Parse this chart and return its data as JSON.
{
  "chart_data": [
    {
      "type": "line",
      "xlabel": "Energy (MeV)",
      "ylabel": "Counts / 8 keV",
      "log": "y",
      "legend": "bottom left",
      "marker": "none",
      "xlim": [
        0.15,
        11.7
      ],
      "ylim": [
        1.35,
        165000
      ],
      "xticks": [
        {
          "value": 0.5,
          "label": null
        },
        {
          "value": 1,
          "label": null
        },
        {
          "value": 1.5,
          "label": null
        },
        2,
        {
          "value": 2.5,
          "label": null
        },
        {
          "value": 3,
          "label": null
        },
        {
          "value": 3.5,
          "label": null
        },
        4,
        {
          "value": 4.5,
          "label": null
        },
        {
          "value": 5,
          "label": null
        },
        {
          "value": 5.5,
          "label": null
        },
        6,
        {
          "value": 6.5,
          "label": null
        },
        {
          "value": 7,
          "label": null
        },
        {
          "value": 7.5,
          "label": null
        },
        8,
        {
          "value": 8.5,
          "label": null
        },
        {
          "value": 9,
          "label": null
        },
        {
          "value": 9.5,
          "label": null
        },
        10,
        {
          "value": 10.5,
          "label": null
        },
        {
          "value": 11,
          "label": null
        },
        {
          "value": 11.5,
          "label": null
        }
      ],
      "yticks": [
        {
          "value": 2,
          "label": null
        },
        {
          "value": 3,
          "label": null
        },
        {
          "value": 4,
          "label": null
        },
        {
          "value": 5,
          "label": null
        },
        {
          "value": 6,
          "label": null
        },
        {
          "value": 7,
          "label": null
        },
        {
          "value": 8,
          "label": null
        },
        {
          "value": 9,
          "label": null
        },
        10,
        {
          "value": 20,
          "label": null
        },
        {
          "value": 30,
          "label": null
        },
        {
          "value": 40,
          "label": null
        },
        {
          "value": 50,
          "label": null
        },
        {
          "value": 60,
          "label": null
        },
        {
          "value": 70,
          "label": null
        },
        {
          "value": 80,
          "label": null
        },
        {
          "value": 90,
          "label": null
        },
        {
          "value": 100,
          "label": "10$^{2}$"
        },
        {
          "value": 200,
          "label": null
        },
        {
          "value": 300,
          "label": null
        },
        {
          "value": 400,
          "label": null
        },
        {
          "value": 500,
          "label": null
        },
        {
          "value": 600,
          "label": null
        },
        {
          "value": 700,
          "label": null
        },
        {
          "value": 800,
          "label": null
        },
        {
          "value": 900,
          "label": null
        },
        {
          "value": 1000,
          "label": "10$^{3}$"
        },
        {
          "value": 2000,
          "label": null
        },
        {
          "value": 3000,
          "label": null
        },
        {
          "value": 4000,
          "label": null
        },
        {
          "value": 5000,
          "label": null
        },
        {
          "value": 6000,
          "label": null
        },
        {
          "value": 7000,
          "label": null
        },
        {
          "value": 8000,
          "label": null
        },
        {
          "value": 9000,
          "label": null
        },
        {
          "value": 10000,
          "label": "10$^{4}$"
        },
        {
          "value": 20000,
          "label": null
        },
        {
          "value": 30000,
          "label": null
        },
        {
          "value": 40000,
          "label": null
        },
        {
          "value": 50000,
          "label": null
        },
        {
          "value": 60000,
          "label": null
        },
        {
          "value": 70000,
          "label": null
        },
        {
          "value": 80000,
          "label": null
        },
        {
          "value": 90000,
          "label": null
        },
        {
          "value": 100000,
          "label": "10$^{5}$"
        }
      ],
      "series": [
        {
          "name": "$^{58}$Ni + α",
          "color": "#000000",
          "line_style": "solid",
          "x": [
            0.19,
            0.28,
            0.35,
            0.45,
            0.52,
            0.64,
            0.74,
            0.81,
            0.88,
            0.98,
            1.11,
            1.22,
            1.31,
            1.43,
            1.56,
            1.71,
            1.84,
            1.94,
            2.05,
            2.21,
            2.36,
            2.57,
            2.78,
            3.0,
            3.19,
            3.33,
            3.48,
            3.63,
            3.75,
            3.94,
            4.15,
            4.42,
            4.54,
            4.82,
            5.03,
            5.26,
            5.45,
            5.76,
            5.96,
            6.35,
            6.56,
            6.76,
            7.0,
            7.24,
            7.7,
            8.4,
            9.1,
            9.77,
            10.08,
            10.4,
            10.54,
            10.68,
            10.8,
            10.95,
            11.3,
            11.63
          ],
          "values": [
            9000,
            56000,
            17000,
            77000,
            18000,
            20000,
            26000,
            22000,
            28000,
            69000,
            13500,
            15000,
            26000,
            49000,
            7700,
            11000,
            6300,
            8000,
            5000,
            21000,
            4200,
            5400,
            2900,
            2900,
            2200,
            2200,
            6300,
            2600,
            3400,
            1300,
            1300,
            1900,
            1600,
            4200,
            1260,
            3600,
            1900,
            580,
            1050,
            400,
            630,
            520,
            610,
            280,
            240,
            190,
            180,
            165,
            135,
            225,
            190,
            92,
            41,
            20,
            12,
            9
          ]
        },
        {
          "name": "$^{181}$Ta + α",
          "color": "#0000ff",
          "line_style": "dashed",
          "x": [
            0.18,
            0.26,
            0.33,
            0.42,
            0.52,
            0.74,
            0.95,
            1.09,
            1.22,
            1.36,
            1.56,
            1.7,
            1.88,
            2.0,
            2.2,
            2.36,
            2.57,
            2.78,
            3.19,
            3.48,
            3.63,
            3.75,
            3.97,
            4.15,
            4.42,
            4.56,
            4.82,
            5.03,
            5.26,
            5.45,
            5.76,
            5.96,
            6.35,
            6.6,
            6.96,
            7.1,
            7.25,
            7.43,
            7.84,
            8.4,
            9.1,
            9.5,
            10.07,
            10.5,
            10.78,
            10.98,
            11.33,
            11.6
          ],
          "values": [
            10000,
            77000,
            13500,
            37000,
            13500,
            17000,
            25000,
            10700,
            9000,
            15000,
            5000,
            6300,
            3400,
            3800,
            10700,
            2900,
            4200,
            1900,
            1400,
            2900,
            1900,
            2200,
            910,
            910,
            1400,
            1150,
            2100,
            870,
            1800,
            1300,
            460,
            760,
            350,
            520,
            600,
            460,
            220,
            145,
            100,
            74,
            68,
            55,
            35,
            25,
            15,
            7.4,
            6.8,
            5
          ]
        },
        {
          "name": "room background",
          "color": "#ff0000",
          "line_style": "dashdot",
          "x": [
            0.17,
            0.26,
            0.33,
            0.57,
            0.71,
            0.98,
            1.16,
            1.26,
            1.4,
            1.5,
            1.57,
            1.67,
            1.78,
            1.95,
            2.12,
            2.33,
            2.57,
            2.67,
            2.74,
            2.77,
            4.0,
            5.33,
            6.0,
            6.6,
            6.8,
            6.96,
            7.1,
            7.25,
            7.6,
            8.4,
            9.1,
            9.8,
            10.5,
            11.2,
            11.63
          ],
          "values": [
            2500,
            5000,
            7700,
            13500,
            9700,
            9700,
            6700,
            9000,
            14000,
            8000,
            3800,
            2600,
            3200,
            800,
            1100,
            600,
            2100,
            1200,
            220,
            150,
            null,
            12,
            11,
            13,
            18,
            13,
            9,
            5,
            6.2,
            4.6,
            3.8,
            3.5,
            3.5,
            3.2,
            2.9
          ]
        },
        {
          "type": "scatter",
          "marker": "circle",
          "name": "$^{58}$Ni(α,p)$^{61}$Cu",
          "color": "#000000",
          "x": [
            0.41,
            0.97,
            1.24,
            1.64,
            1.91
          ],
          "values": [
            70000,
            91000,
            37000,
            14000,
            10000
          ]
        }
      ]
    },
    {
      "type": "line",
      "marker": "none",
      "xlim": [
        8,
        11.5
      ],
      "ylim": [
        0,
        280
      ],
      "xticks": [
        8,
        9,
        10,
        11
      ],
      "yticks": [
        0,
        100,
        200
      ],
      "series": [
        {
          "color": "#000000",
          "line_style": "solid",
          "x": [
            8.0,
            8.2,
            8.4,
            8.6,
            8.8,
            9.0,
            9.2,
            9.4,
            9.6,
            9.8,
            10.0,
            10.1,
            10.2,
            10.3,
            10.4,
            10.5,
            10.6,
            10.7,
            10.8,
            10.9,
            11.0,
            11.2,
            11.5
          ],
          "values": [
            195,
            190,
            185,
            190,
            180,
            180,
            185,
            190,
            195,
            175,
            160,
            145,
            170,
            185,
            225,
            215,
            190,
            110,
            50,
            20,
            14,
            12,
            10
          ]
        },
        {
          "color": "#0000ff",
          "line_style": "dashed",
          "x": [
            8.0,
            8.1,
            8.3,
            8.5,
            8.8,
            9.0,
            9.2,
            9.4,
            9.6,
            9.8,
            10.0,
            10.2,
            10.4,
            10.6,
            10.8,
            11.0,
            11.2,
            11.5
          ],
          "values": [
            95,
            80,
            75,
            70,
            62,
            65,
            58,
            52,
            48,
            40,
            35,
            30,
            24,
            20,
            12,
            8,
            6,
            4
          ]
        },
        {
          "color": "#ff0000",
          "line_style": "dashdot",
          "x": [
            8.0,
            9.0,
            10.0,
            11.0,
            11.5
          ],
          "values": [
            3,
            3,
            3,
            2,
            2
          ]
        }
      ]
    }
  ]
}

● **TASK DIRECTIONS**
Take every line from the data that contains the word "name".

● **THE ANSWER**
          "name": "$^{58}$Ni + α",
          "name": "$^{181}$Ta + α",
          "name": "room background",
          "name": "$^{58}$Ni(α,p)$^{61}$Cu",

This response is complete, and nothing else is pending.